## Material provided
(begin)

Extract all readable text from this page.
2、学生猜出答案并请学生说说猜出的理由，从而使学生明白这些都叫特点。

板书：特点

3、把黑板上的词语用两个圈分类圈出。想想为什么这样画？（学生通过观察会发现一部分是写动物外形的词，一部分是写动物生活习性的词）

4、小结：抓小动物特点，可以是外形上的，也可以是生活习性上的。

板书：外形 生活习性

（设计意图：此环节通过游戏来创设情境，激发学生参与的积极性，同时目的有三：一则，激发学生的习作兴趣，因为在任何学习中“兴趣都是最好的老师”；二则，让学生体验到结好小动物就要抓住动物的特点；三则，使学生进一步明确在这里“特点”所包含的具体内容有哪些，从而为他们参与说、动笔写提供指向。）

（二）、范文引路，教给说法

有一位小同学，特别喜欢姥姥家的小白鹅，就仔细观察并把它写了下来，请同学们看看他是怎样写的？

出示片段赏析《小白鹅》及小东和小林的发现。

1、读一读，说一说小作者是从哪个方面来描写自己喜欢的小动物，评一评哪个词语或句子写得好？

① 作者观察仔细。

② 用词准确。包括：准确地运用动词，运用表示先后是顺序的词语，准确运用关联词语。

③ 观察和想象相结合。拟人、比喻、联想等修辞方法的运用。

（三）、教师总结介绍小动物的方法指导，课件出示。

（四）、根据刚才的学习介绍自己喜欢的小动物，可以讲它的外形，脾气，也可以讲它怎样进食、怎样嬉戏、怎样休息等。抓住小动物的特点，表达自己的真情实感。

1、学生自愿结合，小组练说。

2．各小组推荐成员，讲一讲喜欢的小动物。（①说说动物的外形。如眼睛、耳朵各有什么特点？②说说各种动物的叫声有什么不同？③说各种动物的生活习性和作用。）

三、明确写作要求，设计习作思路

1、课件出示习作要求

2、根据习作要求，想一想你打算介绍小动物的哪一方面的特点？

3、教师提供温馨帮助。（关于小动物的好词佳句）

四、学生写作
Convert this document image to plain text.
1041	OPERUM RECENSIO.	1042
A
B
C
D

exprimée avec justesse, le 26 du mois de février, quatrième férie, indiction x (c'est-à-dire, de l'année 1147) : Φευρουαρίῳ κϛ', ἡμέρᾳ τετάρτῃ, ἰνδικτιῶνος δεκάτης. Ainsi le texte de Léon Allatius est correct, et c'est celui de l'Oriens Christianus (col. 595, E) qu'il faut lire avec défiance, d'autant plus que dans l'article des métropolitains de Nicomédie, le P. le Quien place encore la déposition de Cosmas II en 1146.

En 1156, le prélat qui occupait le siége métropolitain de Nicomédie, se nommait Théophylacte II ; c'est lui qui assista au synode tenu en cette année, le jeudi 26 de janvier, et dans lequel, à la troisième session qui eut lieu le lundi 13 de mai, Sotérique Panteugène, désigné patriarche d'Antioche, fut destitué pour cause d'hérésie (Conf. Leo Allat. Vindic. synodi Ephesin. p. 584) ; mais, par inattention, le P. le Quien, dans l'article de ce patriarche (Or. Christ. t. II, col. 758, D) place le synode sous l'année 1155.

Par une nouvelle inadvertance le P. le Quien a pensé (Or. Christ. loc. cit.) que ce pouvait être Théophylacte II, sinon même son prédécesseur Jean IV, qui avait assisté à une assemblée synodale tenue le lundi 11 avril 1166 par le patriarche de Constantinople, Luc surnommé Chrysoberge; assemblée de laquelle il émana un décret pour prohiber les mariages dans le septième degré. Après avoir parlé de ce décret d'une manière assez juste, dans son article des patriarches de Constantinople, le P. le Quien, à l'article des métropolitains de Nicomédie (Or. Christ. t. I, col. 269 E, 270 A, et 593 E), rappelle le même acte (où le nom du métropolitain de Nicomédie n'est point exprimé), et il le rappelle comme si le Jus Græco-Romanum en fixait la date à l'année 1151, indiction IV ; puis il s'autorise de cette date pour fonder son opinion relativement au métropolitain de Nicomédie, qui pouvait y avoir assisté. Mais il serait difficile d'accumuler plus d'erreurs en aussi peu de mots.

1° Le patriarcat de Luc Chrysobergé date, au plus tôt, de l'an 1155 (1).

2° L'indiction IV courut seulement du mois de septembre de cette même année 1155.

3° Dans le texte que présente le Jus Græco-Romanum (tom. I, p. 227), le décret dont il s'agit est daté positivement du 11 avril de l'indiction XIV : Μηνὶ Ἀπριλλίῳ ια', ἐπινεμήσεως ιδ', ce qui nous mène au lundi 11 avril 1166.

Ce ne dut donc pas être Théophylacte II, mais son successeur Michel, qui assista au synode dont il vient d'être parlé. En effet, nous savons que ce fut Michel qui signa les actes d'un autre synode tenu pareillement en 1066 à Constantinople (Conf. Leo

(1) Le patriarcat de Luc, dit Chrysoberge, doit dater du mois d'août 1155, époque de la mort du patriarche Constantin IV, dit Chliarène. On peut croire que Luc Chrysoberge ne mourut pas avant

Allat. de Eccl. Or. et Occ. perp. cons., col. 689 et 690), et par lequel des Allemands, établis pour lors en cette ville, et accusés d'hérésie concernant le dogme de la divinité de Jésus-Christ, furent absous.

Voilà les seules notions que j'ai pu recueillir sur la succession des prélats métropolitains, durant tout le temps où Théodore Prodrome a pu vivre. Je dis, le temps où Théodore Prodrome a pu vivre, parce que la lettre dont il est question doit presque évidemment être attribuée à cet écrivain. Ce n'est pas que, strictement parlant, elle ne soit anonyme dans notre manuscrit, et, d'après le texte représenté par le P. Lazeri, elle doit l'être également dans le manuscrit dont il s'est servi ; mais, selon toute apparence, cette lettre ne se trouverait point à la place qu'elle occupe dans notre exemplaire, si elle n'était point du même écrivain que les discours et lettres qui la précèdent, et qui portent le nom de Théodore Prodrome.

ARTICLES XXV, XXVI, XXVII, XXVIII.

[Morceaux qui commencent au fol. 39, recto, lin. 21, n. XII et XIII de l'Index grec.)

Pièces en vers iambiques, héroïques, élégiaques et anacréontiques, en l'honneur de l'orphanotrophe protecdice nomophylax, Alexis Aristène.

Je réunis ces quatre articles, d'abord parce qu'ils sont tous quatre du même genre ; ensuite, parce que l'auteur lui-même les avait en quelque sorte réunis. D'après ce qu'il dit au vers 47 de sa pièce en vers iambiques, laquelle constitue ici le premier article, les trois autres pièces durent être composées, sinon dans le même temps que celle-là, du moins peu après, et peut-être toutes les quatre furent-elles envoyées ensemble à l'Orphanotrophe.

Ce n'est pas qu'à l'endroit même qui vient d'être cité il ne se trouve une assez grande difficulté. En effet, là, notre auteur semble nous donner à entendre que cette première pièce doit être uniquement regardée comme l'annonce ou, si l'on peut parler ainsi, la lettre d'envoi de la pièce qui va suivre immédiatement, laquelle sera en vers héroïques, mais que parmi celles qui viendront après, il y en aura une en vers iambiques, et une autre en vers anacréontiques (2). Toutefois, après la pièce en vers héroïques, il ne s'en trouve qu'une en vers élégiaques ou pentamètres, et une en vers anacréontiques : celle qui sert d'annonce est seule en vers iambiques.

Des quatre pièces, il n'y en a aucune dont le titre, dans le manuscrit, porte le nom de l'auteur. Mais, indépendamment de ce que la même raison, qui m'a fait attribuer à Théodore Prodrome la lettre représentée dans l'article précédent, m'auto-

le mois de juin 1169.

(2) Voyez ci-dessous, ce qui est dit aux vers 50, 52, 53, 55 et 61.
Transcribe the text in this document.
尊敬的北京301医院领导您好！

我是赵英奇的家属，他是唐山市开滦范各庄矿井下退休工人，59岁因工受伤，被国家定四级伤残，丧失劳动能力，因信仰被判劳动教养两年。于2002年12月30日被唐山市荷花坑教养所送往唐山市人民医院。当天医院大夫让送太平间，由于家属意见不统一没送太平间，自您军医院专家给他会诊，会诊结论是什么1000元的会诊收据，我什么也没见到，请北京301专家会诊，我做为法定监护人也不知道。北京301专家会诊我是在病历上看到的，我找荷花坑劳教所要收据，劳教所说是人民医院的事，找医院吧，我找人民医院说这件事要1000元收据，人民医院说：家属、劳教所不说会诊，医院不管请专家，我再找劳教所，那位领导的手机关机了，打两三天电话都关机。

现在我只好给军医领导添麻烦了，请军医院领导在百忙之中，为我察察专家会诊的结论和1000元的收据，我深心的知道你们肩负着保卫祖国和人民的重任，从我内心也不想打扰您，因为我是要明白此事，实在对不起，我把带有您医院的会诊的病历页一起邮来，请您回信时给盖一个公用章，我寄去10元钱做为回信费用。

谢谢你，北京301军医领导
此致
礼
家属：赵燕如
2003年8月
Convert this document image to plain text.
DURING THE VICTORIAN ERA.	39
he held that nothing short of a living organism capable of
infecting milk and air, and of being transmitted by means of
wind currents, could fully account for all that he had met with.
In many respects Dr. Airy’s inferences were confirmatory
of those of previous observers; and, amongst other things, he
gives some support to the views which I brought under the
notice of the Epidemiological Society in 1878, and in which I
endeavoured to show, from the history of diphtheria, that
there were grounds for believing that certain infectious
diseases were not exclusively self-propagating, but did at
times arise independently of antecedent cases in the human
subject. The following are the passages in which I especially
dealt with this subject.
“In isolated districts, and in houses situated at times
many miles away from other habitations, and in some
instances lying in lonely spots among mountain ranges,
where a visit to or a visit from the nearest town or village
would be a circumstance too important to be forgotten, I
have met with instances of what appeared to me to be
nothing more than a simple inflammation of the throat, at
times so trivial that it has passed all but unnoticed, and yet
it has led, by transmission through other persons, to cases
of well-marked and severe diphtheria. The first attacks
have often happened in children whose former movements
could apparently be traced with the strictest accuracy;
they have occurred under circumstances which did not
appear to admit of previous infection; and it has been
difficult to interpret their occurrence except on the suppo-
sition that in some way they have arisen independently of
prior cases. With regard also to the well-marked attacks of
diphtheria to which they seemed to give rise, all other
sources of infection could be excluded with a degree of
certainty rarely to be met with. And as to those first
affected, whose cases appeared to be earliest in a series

(end)

## Exercise brief
Tally the lines containing "subject". Provide the number without any other words.

## Output of the task
2